Materials provided:
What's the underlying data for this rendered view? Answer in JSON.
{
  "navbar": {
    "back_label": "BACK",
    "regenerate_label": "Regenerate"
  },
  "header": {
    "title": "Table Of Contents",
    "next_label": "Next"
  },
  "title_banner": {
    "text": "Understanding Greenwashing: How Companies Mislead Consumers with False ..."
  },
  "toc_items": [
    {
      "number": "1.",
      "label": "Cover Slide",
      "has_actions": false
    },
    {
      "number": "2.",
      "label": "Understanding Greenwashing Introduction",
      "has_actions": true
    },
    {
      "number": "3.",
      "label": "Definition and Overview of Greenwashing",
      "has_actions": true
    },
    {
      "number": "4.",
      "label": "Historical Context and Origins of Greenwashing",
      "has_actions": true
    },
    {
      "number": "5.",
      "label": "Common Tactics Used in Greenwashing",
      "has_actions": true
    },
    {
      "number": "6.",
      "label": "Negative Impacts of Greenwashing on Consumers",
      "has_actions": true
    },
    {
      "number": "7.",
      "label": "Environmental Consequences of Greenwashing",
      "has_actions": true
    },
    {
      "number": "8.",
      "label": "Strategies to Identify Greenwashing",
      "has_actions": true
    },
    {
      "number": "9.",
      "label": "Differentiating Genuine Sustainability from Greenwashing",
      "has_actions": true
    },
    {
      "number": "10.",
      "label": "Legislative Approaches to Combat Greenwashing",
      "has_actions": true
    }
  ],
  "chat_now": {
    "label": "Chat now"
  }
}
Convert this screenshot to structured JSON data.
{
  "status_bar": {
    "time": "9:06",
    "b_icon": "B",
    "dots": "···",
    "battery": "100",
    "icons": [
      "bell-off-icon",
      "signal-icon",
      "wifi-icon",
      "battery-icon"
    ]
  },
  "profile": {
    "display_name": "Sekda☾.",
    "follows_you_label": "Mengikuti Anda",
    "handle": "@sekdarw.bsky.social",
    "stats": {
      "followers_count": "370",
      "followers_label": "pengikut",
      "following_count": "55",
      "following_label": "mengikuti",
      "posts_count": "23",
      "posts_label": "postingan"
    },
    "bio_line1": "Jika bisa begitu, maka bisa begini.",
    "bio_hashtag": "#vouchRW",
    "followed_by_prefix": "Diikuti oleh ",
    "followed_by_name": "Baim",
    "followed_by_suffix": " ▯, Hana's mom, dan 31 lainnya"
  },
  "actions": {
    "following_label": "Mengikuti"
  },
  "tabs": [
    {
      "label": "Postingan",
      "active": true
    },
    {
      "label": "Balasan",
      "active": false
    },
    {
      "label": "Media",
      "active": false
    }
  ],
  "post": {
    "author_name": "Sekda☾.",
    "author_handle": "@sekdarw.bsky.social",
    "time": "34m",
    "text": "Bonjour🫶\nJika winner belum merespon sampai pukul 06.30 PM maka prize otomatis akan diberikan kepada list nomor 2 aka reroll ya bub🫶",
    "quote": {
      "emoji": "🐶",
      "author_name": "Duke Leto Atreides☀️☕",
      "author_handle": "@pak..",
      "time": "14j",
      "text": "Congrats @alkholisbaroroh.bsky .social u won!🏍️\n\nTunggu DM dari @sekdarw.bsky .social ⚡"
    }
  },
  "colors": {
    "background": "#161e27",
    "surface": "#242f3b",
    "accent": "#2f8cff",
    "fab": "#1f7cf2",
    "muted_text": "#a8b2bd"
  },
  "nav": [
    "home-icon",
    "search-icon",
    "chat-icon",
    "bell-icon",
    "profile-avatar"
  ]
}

Aim: Return all lines with the word "Greenwashing" in them.

Exercise result:
    "text": "Understanding Greenwashing: How Companies Mislead Consumers with False ..."
      "label": "Understanding Greenwashing Introduction",
      "label": "Definition and Overview of Greenwashing",
      "label": "Historical Context and Origins of Greenwashing",
      "label": "Common Tactics Used in Greenwashing",
      "label": "Negative Impacts of Greenwashing on Consumers",
      "label": "Environmental Consequences of Greenwashing",
      "label": "Strategies to Identify Greenwashing",
      "label": "Differentiating Genuine Sustainability from Greenwashing",
      "label": "Legislative Approaches to Combat Greenwashing",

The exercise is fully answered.